### TASK
Wherever a line below holds the word "Monat", copy that line.
[START LISTED ENTRIES]
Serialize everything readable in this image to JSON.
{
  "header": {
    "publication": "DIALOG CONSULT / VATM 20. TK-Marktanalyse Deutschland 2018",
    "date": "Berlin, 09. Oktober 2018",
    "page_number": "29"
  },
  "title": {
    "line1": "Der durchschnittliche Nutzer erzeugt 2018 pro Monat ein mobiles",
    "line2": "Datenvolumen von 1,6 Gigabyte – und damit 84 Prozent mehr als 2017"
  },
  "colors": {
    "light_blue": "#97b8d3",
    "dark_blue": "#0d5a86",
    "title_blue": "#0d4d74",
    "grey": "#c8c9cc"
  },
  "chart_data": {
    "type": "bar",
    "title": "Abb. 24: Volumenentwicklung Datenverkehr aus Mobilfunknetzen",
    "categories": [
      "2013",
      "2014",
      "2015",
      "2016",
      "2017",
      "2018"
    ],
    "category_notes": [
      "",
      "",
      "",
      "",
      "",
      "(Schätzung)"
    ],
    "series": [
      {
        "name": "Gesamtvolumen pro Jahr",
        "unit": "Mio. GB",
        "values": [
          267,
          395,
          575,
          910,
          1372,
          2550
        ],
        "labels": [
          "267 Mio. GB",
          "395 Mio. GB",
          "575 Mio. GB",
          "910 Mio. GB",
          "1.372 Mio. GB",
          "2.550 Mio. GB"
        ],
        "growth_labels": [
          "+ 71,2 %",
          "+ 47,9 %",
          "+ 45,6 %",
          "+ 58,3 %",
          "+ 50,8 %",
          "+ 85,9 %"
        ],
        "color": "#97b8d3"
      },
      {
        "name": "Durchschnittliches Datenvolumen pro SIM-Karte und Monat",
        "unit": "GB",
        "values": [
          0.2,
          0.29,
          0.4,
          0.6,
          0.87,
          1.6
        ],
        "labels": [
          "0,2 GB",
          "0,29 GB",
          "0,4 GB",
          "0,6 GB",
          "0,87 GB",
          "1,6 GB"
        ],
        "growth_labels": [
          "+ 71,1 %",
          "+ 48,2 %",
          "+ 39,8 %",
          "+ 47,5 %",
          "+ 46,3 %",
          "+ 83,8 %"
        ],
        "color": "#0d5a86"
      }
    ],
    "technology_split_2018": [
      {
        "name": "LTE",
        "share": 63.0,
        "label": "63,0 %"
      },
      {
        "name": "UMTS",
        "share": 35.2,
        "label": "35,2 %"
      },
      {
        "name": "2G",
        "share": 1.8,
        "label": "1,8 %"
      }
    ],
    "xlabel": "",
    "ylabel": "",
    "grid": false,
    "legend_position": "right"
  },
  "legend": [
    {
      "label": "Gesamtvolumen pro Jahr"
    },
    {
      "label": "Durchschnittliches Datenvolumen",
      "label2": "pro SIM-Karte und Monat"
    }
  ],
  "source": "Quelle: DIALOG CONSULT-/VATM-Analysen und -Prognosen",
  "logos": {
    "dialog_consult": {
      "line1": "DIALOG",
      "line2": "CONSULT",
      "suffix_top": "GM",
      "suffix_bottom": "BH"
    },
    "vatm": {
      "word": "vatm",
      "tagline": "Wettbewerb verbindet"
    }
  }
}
[END LISTED ENTRIES]
### CORRECT RESULT
    "line1": "Der durchschnittliche Nutzer erzeugt 2018 pro Monat ein mobiles",
        "name": "Durchschnittliches Datenvolumen pro SIM-Karte und Monat",
      "label2": "pro SIM-Karte und Monat"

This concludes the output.